<<<<

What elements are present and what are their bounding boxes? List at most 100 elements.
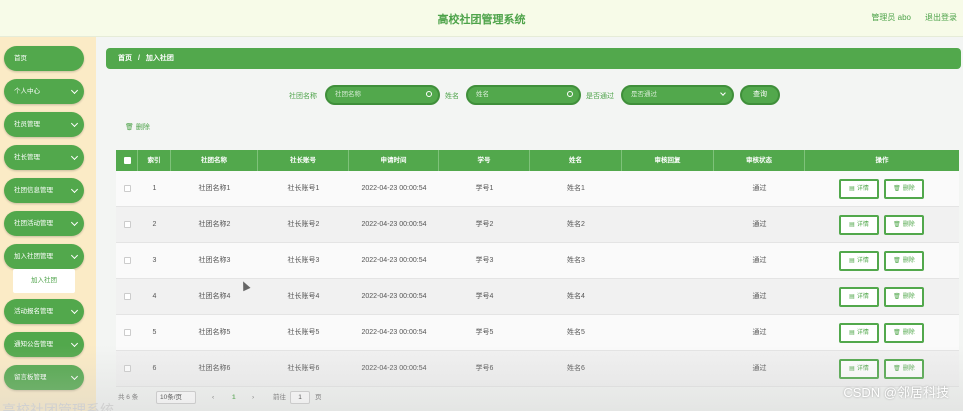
document-icon: ▤ <box>849 186 855 192</box>
detail-button[interactable]: ▤ 详情 <box>839 323 879 343</box>
header-review-reply: 审核回复 <box>622 150 714 171</box>
cell-apply-time: 2022-04-23 00:00:54 <box>361 293 427 300</box>
approved-select[interactable]: 是否通过 <box>621 85 734 105</box>
table-row: 2 社团名称2 社长账号2 2022-04-23 00:00:54 学号2 姓名… <box>116 207 959 243</box>
detail-button[interactable]: ▤ 详情 <box>839 179 879 199</box>
trash-icon: 🗑 <box>893 222 901 228</box>
trash-icon: 🗑 <box>125 124 134 131</box>
sidebar-item-club-activity-management[interactable]: 社团活动管理 <box>4 211 84 236</box>
sidebar-item-club-info-management[interactable]: 社团信息管理 <box>4 178 84 203</box>
row-delete-button[interactable]: 🗑 删除 <box>884 215 924 235</box>
detail-button[interactable]: ▤ 详情 <box>839 251 879 271</box>
header-actions: 操作 <box>875 157 889 164</box>
cell-review-reply <box>622 243 714 279</box>
cell-leader-account: 社长账号5 <box>287 329 320 336</box>
sidebar-item-message-board-management[interactable]: 留言板管理 <box>4 365 84 390</box>
cell-leader-account: 社长账号6 <box>287 365 320 372</box>
breadcrumb-home[interactable]: 首页 <box>118 55 132 62</box>
header-name: 姓名 <box>530 150 622 171</box>
table-row: 1 社团名称1 社长账号1 2022-04-23 00:00:54 学号1 姓名… <box>116 171 959 207</box>
chevron-down-icon <box>70 119 79 128</box>
sidebar-item-member-management[interactable]: 社员管理 <box>4 112 84 137</box>
detail-button[interactable]: ▤ 详情 <box>839 359 879 379</box>
cell-student-id: 学号4 <box>475 293 494 300</box>
club-name-label: 社团名称 <box>289 93 317 100</box>
row-delete-button[interactable]: 🗑 删除 <box>884 359 924 379</box>
sidebar-item-join-club-management[interactable]: 加入社团管理 <box>4 244 84 269</box>
table-row: 3 社团名称3 社长账号3 2022-04-23 00:00:54 学号3 姓名… <box>116 243 959 279</box>
name-input[interactable]: 姓名 <box>466 85 581 105</box>
table-row: 5 社团名称5 社长账号5 2022-04-23 00:00:54 学号5 姓名… <box>116 315 959 351</box>
row-checkbox[interactable] <box>124 185 131 192</box>
chevron-down-icon <box>70 86 79 95</box>
search-icon <box>567 91 573 97</box>
document-icon: ▤ <box>849 258 855 264</box>
row-delete-button[interactable]: 🗑 删除 <box>884 287 924 307</box>
app-title: 高校社团管理系统 <box>437 14 526 26</box>
cell-club-name: 社团名称5 <box>198 329 231 336</box>
batch-delete-button[interactable]: 🗑 删除 <box>125 122 150 132</box>
row-checkbox[interactable] <box>124 257 131 264</box>
query-button[interactable]: 查询 <box>740 85 780 105</box>
row-checkbox[interactable] <box>124 221 131 228</box>
cell-club-name: 社团名称2 <box>198 221 231 228</box>
cell-student-id: 学号6 <box>475 365 494 372</box>
detail-button[interactable]: ▤ 详情 <box>839 215 879 235</box>
cell-club-name: 社团名称3 <box>198 257 231 264</box>
pager-next-button[interactable]: › <box>252 391 254 405</box>
document-icon: ▤ <box>849 222 855 228</box>
cell-apply-time: 2022-04-23 00:00:54 <box>361 329 427 336</box>
top-header: 高校社团管理系统 管理员 abo 退出登录 <box>0 0 963 37</box>
cell-review-reply <box>622 171 714 207</box>
cell-apply-time: 2022-04-23 00:00:54 <box>361 185 427 192</box>
select-all-checkbox[interactable] <box>124 157 131 164</box>
sidebar-item-activity-signup-management[interactable]: 活动报名管理 <box>4 299 84 324</box>
pager-goto-input[interactable]: 1 <box>290 391 310 404</box>
cell-index: 3 <box>152 257 157 264</box>
cell-review-status: 通过 <box>752 257 767 264</box>
cell-review-reply <box>622 207 714 243</box>
row-checkbox[interactable] <box>124 293 131 300</box>
sidebar-subitem-join-club[interactable]: 加入社团 <box>13 269 75 293</box>
detail-button[interactable]: ▤ 详情 <box>839 287 879 307</box>
cell-name: 姓名6 <box>567 365 585 372</box>
admin-label: 管理员 abo <box>871 13 911 22</box>
cell-review-status: 通过 <box>752 293 767 300</box>
cell-index: 1 <box>152 185 157 192</box>
chevron-down-icon <box>70 152 79 161</box>
breadcrumb-current: 加入社团 <box>145 55 174 62</box>
cell-review-reply <box>622 351 714 387</box>
cell-review-status: 通过 <box>752 365 767 372</box>
sidebar-item-home[interactable]: 首页 <box>4 46 84 71</box>
cell-club-name: 社团名称6 <box>198 365 231 372</box>
logout-link[interactable]: 退出登录 <box>925 12 957 23</box>
row-delete-button[interactable]: 🗑 删除 <box>884 179 924 199</box>
row-delete-button[interactable]: 🗑 删除 <box>884 251 924 271</box>
cell-index: 2 <box>152 221 157 228</box>
club-name-input[interactable]: 社团名称 <box>325 85 440 105</box>
table-row: 6 社团名称6 社长账号6 2022-04-23 00:00:54 学号6 姓名… <box>116 351 959 387</box>
row-checkbox[interactable] <box>124 365 131 372</box>
row-checkbox[interactable] <box>124 329 131 336</box>
sidebar-item-notice-management[interactable]: 通知公告管理 <box>4 332 84 357</box>
csdn-watermark: CSDN @邻居科技 <box>843 385 949 400</box>
chevron-down-icon <box>70 185 79 194</box>
chevron-down-icon <box>70 372 79 381</box>
document-icon: ▤ <box>849 366 855 372</box>
sidebar-item-personal-center[interactable]: 个人中心 <box>4 79 84 104</box>
page-size-select[interactable]: 10条/页 <box>156 391 196 404</box>
chevron-down-icon <box>70 306 79 315</box>
cell-name: 姓名3 <box>567 257 585 264</box>
cell-apply-time: 2022-04-23 00:00:54 <box>361 365 427 372</box>
document-icon: ▤ <box>849 294 855 300</box>
bottom-ghost-title: 高校社团管理系统 <box>2 402 114 411</box>
cell-club-name: 社团名称1 <box>198 185 231 192</box>
cell-review-reply <box>622 279 714 315</box>
cell-name: 姓名1 <box>567 185 585 192</box>
pager-prev-button[interactable]: ‹ <box>212 391 214 405</box>
pager-current-page[interactable]: 1 <box>232 391 236 405</box>
row-delete-button[interactable]: 🗑 删除 <box>884 323 924 343</box>
trash-icon: 🗑 <box>893 294 901 300</box>
sidebar-item-leader-management[interactable]: 社长管理 <box>4 145 84 170</box>
sidebar: 首页 个人中心 社员管理 社长管理 社团信息管理 社团活动管理 加入社团管理 加… <box>0 37 96 411</box>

>>>>

§ Task to carry out: Rewrite the records from the line containing "document-icon: ▤ <box>849 186 855 192</box>" through the line containing "sidebar-item-club-info-management[interactable]: 社团信息管理 <box>4", substituting "delete-icon" for "trash-icon" and leaving everything else unchanged.

§ Final result:
document-icon: ▤ <box>849 186 855 192</box>
detail-button[interactable]: ▤ 详情 <box>839 323 879 343</box>
header-review-reply: 审核回复 <box>622 150 714 171</box>
cell-apply-time: 2022-04-23 00:00:54 <box>361 293 427 300</box>
approved-select[interactable]: 是否通过 <box>621 85 734 105</box>
table-row: 2 社团名称2 社长账号2 2022-04-23 00:00:54 学号2 姓名… <box>116 207 959 243</box>
detail-button[interactable]: ▤ 详情 <box>839 179 879 199</box>
delete-icon: 🗑 <box>893 222 901 228</box>
delete-icon: 🗑 <box>125 124 134 131</box>
sidebar-item-club-activity-management[interactable]: 社团活动管理 <box>4 211 84 236</box>
sidebar-item-club-info-management[interactable]: 社团信息管理 <box>4 178 84 203</box>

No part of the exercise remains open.